**WRITTEN INSTRUCTION:**
Return the listing below word for word.

◆ ◆ ◆ ◆ ◆

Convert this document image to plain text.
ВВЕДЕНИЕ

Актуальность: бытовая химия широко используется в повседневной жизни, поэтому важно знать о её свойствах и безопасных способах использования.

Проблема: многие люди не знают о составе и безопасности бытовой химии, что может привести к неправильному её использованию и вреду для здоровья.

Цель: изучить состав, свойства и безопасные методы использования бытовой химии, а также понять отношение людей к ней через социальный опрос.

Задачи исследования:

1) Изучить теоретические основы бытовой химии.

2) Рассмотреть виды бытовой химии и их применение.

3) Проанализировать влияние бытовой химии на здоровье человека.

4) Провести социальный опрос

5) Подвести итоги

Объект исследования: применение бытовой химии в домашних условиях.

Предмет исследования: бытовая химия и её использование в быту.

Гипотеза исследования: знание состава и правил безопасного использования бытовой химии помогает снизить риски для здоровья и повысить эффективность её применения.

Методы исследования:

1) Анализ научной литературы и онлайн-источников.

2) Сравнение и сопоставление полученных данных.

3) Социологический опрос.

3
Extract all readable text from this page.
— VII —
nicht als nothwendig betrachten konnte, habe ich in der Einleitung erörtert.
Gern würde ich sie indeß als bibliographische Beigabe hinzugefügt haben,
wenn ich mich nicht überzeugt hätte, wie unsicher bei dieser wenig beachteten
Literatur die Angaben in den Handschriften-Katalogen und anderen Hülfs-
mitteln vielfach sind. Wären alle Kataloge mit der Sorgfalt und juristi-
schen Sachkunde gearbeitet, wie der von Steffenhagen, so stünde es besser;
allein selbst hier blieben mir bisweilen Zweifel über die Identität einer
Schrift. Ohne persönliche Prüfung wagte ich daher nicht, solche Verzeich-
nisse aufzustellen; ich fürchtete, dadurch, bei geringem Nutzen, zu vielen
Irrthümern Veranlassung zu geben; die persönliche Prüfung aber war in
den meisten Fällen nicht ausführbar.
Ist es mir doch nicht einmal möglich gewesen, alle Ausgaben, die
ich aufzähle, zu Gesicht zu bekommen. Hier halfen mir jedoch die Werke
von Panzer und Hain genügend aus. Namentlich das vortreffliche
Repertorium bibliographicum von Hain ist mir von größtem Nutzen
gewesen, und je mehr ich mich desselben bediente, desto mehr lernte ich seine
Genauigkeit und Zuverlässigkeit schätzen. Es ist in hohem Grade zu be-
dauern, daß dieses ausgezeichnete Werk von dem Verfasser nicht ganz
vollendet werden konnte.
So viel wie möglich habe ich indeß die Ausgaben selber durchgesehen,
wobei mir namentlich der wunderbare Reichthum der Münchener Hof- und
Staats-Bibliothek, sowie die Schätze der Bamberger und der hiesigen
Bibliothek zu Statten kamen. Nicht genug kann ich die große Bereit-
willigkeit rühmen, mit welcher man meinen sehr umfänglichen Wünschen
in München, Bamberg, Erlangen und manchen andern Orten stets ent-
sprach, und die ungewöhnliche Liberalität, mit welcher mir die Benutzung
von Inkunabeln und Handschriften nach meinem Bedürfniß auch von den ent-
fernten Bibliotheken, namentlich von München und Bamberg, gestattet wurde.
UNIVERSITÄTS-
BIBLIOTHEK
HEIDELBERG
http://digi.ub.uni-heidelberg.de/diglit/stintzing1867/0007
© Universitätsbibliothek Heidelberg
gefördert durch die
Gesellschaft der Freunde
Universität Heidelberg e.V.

◆ ◆ ◆ ◆ ◆

**CORRECT OUTPUT:**
Convert this document image to plain text.
ВВЕДЕНИЕ

Актуальность: бытовая химия широко используется в повседневной жизни, поэтому важно знать о её свойствах и безопасных способах использования.

Проблема: многие люди не знают о составе и безопасности бытовой химии, что может привести к неправильному её использованию и вреду для здоровья.

Цель: изучить состав, свойства и безопасные методы использования бытовой химии, а также понять отношение людей к ней через социальный опрос.

Задачи исследования:

1) Изучить теоретические основы бытовой химии.

2) Рассмотреть виды бытовой химии и их применение.

3) Проанализировать влияние бытовой химии на здоровье человека.

4) Провести социальный опрос

5) Подвести итоги

Объект исследования: применение бытовой химии в домашних условиях.

Предмет исследования: бытовая химия и её использование в быту.

Гипотеза исследования: знание состава и правил безопасного использования бытовой химии помогает снизить риски для здоровья и повысить эффективность её применения.

Методы исследования:

1) Анализ научной литературы и онлайн-источников.

2) Сравнение и сопоставление полученных данных.

3) Социологический опрос.

3
Extract all readable text from this page.
— VII —
nicht als nothwendig betrachten konnte, habe ich in der Einleitung erörtert.
Gern würde ich sie indeß als bibliographische Beigabe hinzugefügt haben,
wenn ich mich nicht überzeugt hätte, wie unsicher bei dieser wenig beachteten
Literatur die Angaben in den Handschriften-Katalogen und anderen Hülfs-
mitteln vielfach sind. Wären alle Kataloge mit der Sorgfalt und juristi-
schen Sachkunde gearbeitet, wie der von Steffenhagen, so stünde es besser;
allein selbst hier blieben mir bisweilen Zweifel über die Identität einer
Schrift. Ohne persönliche Prüfung wagte ich daher nicht, solche Verzeich-
nisse aufzustellen; ich fürchtete, dadurch, bei geringem Nutzen, zu vielen
Irrthümern Veranlassung zu geben; die persönliche Prüfung aber war in
den meisten Fällen nicht ausführbar.
Ist es mir doch nicht einmal möglich gewesen, alle Ausgaben, die
ich aufzähle, zu Gesicht zu bekommen. Hier halfen mir jedoch die Werke
von Panzer und Hain genügend aus. Namentlich das vortreffliche
Repertorium bibliographicum von Hain ist mir von größtem Nutzen
gewesen, und je mehr ich mich desselben bediente, desto mehr lernte ich seine
Genauigkeit und Zuverlässigkeit schätzen. Es ist in hohem Grade zu be-
dauern, daß dieses ausgezeichnete Werk von dem Verfasser nicht ganz
vollendet werden konnte.
So viel wie möglich habe ich indeß die Ausgaben selber durchgesehen,
wobei mir namentlich der wunderbare Reichthum der Münchener Hof- und
Staats-Bibliothek, sowie die Schätze der Bamberger und der hiesigen
Bibliothek zu Statten kamen. Nicht genug kann ich die große Bereit-
willigkeit rühmen, mit welcher man meinen sehr umfänglichen Wünschen
in München, Bamberg, Erlangen und manchen andern Orten stets ent-
sprach, und die ungewöhnliche Liberalität, mit welcher mir die Benutzung
von Inkunabeln und Handschriften nach meinem Bedürfniß auch von den ent-
fernten Bibliotheken, namentlich von München und Bamberg, gestattet wurde.
UNIVERSITÄTS-
BIBLIOTHEK
HEIDELBERG
http://digi.ub.uni-heidelberg.de/diglit/stintzing1867/0007
© Universitätsbibliothek Heidelberg
gefördert durch die
Gesellschaft der Freunde
Universität Heidelberg e.V.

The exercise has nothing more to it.